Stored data
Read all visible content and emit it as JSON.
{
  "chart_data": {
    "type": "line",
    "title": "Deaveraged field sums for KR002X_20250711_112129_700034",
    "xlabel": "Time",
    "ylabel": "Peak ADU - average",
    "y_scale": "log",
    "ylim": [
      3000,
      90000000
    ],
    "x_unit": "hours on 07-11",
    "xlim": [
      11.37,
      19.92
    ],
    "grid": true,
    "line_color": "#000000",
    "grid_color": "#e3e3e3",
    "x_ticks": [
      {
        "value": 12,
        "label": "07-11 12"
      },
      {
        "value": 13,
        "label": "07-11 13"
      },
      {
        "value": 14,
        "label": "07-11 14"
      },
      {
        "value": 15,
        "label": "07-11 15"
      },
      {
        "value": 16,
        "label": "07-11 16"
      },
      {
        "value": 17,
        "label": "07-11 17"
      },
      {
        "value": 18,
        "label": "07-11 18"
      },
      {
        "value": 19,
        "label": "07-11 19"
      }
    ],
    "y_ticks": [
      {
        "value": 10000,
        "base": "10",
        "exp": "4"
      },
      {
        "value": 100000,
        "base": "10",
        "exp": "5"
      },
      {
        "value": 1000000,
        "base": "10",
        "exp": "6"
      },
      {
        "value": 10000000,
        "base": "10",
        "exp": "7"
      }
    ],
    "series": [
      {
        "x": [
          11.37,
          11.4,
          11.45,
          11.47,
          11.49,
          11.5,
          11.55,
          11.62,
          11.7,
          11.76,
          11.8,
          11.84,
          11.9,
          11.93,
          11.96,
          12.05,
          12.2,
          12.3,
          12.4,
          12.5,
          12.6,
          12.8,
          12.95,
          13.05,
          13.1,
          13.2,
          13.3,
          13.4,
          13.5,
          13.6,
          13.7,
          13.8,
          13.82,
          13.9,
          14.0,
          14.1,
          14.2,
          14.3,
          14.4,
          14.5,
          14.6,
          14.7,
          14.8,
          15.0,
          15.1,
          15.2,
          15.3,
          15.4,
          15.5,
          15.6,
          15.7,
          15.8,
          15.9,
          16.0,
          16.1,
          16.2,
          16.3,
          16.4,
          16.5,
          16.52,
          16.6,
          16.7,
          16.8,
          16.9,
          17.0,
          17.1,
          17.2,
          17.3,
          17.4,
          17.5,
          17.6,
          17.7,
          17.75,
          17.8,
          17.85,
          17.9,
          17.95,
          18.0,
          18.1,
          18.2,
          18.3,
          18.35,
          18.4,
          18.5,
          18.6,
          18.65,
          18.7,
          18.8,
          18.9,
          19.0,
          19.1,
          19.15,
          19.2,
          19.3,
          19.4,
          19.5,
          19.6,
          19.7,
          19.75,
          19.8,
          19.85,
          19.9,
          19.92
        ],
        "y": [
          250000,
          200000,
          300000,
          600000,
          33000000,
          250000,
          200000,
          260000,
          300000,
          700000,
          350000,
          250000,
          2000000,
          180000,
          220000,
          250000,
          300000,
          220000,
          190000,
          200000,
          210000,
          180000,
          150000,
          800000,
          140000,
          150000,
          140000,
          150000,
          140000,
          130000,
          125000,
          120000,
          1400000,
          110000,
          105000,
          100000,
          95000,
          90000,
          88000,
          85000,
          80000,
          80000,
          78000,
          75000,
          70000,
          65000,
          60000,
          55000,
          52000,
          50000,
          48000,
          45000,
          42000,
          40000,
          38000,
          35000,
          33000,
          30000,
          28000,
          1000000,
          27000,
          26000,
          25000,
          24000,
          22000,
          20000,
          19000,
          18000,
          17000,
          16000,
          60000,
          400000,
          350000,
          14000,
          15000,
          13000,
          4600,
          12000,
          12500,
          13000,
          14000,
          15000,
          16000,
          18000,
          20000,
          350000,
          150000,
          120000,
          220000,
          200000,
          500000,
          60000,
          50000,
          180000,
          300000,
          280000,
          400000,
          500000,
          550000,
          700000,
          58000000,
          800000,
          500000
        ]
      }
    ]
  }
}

The problem
Every entry in the listing must be retyped exactly.

Result below
Read all visible content and emit it as JSON.
{
  "chart_data": {
    "type": "line",
    "title": "Deaveraged field sums for KR002X_20250711_112129_700034",
    "xlabel": "Time",
    "ylabel": "Peak ADU - average",
    "y_scale": "log",
    "ylim": [
      3000,
      90000000
    ],
    "x_unit": "hours on 07-11",
    "xlim": [
      11.37,
      19.92
    ],
    "grid": true,
    "line_color": "#000000",
    "grid_color": "#e3e3e3",
    "x_ticks": [
      {
        "value": 12,
        "label": "07-11 12"
      },
      {
        "value": 13,
        "label": "07-11 13"
      },
      {
        "value": 14,
        "label": "07-11 14"
      },
      {
        "value": 15,
        "label": "07-11 15"
      },
      {
        "value": 16,
        "label": "07-11 16"
      },
      {
        "value": 17,
        "label": "07-11 17"
      },
      {
        "value": 18,
        "label": "07-11 18"
      },
      {
        "value": 19,
        "label": "07-11 19"
      }
    ],
    "y_ticks": [
      {
        "value": 10000,
        "base": "10",
        "exp": "4"
      },
      {
        "value": 100000,
        "base": "10",
        "exp": "5"
      },
      {
        "value": 1000000,
        "base": "10",
        "exp": "6"
      },
      {
        "value": 10000000,
        "base": "10",
        "exp": "7"
      }
    ],
    "series": [
      {
        "x": [
          11.37,
          11.4,
          11.45,
          11.47,
          11.49,
          11.5,
          11.55,
          11.62,
          11.7,
          11.76,
          11.8,
          11.84,
          11.9,
          11.93,
          11.96,
          12.05,
          12.2,
          12.3,
          12.4,
          12.5,
          12.6,
          12.8,
          12.95,
          13.05,
          13.1,
          13.2,
          13.3,
          13.4,
          13.5,
          13.6,
          13.7,
          13.8,
          13.82,
          13.9,
          14.0,
          14.1,
          14.2,
          14.3,
          14.4,
          14.5,
          14.6,
          14.7,
          14.8,
          15.0,
          15.1,
          15.2,
          15.3,
          15.4,
          15.5,
          15.6,
          15.7,
          15.8,
          15.9,
          16.0,
          16.1,
          16.2,
          16.3,
          16.4,
          16.5,
          16.52,
          16.6,
          16.7,
          16.8,
          16.9,
          17.0,
          17.1,
          17.2,
          17.3,
          17.4,
          17.5,
          17.6,
          17.7,
          17.75,
          17.8,
          17.85,
          17.9,
          17.95,
          18.0,
          18.1,
          18.2,
          18.3,
          18.35,
          18.4,
          18.5,
          18.6,
          18.65,
          18.7,
          18.8,
          18.9,
          19.0,
          19.1,
          19.15,
          19.2,
          19.3,
          19.4,
          19.5,
          19.6,
          19.7,
          19.75,
          19.8,
          19.85,
          19.9,
          19.92
        ],
        "y": [
          250000,
          200000,
          300000,
          600000,
          33000000,
          250000,
          200000,
          260000,
          300000,
          700000,
          350000,
          250000,
          2000000,
          180000,
          220000,
          250000,
          300000,
          220000,
          190000,
          200000,
          210000,
          180000,
          150000,
          800000,
          140000,
          150000,
          140000,
          150000,
          140000,
          130000,
          125000,
          120000,
          1400000,
          110000,
          105000,
          100000,
          95000,
          90000,
          88000,
          85000,
          80000,
          80000,
          78000,
          75000,
          70000,
          65000,
          60000,
          55000,
          52000,
          50000,
          48000,
          45000,
          42000,
          40000,
          38000,
          35000,
          33000,
          30000,
          28000,
          1000000,
          27000,
          26000,
          25000,
          24000,
          22000,
          20000,
          19000,
          18000,
          17000,
          16000,
          60000,
          400000,
          350000,
          14000,
          15000,
          13000,
          4600,
          12000,
          12500,
          13000,
          14000,
          15000,
          16000,
          18000,
          20000,
          350000,
          150000,
          120000,
          220000,
          200000,
          500000,
          60000,
          50000,
          180000,
          300000,
          280000,
          400000,
          500000,
          550000,
          700000,
          58000000,
          800000,
          500000
        ]
      }
    ]
  }
}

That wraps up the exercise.